#### Fragmento de texto:
______________________________

Pero la concentración monopólica no se limita a la propiedad de las tierras, sino que incluye a la exportación. Cargill posee cinco puertos propios, cuatro plantas de molienda de oleaginosas (aceiteras), siete molinos de trigo, 45 plantas de acopio y dos malterías.

Un símbolo de la concentración son los exportadores de productos de soja: los seis principales (Bunge Argentina, AGD, Cargill, Molinos, Vicentín y Dreyfus) reinan sobre el 92 por ciento de las exportaciones totales de aceite de soja.

Uno de los seis grandes es AGD (Aceitera General Deheza), a cargo de Roberto Urquía, senador por Córdoba del PJ-Frente para la Victoria. Un propietario-legislador que se opuso con fervor a la sanción de la Ley de Bosques.

Este proceso de apropiación –hay que decirlo con todas las letras– se hizo hasta hoy con el apoyo del Estado, que premia a los seis grandes con un subsidio para comprar la soja un tres por ciento más barato. La justificación, claro, es incorporar valor agregado. Más útil y ecuánime sería, desde luego, utilizar buena parte del excedente que genera la renta agraria para financiar un ambicioso proyecto de reindustrialización del país que incluya, naturalmente, a las agroindustrias.

______________________________

#### Datos extraídos:
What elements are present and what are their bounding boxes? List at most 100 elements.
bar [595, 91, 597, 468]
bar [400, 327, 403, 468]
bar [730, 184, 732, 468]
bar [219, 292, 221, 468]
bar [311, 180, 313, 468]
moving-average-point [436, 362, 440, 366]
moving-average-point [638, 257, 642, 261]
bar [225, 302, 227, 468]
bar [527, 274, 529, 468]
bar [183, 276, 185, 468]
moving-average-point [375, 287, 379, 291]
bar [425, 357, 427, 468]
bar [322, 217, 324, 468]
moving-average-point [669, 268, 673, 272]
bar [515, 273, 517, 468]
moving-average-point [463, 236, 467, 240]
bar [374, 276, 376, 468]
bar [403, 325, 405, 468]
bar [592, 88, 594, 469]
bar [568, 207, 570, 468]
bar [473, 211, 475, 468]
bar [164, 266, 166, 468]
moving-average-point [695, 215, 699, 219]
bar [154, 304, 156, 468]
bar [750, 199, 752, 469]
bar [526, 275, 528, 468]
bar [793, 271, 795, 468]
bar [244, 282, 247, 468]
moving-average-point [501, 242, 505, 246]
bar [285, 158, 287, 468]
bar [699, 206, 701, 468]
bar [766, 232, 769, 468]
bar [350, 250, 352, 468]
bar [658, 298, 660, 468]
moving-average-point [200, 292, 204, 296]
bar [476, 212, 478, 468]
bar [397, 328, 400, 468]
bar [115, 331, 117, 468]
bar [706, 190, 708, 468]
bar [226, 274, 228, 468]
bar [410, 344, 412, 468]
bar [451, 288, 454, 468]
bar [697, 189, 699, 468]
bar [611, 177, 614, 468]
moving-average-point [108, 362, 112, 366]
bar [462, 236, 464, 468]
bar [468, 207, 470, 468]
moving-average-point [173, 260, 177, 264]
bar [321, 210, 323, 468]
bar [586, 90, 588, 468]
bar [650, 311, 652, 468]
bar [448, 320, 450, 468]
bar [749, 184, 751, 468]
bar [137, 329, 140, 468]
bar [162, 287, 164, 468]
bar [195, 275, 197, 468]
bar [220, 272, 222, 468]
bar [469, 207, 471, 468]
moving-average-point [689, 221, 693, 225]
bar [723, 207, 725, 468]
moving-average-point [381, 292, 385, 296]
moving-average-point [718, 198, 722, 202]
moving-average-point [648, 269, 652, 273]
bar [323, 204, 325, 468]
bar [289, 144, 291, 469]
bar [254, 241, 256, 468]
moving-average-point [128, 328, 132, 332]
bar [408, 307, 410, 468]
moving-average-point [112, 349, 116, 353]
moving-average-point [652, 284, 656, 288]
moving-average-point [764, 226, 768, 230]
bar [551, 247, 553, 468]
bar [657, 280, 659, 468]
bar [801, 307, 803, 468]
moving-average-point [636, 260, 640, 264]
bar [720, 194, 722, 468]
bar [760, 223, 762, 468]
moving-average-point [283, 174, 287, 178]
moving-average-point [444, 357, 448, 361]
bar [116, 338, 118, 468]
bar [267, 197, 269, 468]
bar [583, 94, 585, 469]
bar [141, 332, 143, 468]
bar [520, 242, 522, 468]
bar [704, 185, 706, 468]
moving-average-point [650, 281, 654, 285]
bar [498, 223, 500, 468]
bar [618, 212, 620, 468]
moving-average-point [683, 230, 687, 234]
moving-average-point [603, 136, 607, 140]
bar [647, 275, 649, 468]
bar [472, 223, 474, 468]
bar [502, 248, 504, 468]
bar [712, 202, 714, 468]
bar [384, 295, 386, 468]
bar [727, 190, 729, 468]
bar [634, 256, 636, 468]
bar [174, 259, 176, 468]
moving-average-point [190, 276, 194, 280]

______________________________

#### Objetivo:
Según el fragmento de texto, ¿qué porcentaje de las exportaciones totales de aceite de soja controlan los seis principales exportadores de productos de soja?

#### Respuesta escrita:
El 92 por ciento.